— START OF Supplied material —

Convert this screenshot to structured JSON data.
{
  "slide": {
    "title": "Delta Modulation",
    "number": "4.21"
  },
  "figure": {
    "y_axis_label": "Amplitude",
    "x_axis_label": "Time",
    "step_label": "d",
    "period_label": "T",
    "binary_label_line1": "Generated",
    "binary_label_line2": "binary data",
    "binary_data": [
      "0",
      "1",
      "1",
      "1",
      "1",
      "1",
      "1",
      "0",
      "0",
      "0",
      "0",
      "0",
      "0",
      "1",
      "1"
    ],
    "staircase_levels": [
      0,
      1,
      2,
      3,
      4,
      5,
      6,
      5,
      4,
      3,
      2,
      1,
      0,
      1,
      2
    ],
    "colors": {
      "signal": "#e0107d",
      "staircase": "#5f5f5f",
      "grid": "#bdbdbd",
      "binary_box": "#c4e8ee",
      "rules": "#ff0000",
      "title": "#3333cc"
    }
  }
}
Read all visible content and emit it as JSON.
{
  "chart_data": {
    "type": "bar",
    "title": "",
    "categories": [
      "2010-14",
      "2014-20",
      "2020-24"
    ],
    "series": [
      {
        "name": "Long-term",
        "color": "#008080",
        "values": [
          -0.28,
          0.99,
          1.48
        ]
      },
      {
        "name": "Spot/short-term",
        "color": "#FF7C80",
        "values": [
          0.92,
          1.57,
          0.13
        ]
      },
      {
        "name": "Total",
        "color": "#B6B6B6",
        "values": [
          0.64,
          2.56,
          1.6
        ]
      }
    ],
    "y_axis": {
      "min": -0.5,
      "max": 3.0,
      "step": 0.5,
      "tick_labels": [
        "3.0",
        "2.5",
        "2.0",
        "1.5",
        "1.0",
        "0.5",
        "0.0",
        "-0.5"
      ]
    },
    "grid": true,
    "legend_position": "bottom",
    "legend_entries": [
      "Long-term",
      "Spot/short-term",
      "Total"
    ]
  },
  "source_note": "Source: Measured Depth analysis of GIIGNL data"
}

— END OF Supplied material —

### [Required work]
Find the string "short" in the records, then copy each line where it occurs.

### [Solved exercise]
        "name": "Spot/short-term",
      "Spot/short-term",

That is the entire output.